What you are asked to do :: Repeat everything in the material exactly.

Available records ::
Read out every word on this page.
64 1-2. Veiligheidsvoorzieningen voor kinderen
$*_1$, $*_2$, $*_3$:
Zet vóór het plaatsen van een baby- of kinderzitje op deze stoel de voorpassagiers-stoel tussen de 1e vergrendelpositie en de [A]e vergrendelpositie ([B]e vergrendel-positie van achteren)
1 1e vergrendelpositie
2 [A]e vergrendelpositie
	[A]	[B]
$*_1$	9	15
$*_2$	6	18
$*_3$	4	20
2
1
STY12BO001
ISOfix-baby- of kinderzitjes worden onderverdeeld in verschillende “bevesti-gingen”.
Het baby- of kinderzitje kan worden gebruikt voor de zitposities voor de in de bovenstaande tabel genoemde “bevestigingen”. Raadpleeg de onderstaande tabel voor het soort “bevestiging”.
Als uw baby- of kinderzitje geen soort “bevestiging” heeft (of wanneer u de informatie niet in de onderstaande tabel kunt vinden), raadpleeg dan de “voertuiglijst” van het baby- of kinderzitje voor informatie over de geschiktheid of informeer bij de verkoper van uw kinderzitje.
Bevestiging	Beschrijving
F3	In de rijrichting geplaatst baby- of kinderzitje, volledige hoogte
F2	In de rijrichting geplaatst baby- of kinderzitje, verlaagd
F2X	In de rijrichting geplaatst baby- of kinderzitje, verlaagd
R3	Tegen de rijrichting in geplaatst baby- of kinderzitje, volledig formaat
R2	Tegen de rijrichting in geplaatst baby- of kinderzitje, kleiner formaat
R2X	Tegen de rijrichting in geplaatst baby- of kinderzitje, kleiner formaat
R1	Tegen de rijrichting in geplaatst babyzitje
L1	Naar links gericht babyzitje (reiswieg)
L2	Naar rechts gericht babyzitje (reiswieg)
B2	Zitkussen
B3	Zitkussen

Solution to this problem ::
Read out every word on this page.
64 1-2. Veiligheidsvoorzieningen voor kinderen
$*_1$, $*_2$, $*_3$:
Zet vóór het plaatsen van een baby- of kinderzitje op deze stoel de voorpassagiers-stoel tussen de 1e vergrendelpositie en de [A]e vergrendelpositie ([B]e vergrendel-positie van achteren)
1 1e vergrendelpositie
2 [A]e vergrendelpositie
	[A]	[B]
$*_1$	9	15
$*_2$	6	18
$*_3$	4	20
2
1
STY12BO001
ISOfix-baby- of kinderzitjes worden onderverdeeld in verschillende “bevesti-gingen”.
Het baby- of kinderzitje kan worden gebruikt voor de zitposities voor de in de bovenstaande tabel genoemde “bevestigingen”. Raadpleeg de onderstaande tabel voor het soort “bevestiging”.
Als uw baby- of kinderzitje geen soort “bevestiging” heeft (of wanneer u de informatie niet in de onderstaande tabel kunt vinden), raadpleeg dan de “voertuiglijst” van het baby- of kinderzitje voor informatie over de geschiktheid of informeer bij de verkoper van uw kinderzitje.
Bevestiging	Beschrijving
F3	In de rijrichting geplaatst baby- of kinderzitje, volledige hoogte
F2	In de rijrichting geplaatst baby- of kinderzitje, verlaagd
F2X	In de rijrichting geplaatst baby- of kinderzitje, verlaagd
R3	Tegen de rijrichting in geplaatst baby- of kinderzitje, volledig formaat
R2	Tegen de rijrichting in geplaatst baby- of kinderzitje, kleiner formaat
R2X	Tegen de rijrichting in geplaatst baby- of kinderzitje, kleiner formaat
R1	Tegen de rijrichting in geplaatst babyzitje
L1	Naar links gericht babyzitje (reiswieg)
L2	Naar rechts gericht babyzitje (reiswieg)
B2	Zitkussen
B3	Zitkussen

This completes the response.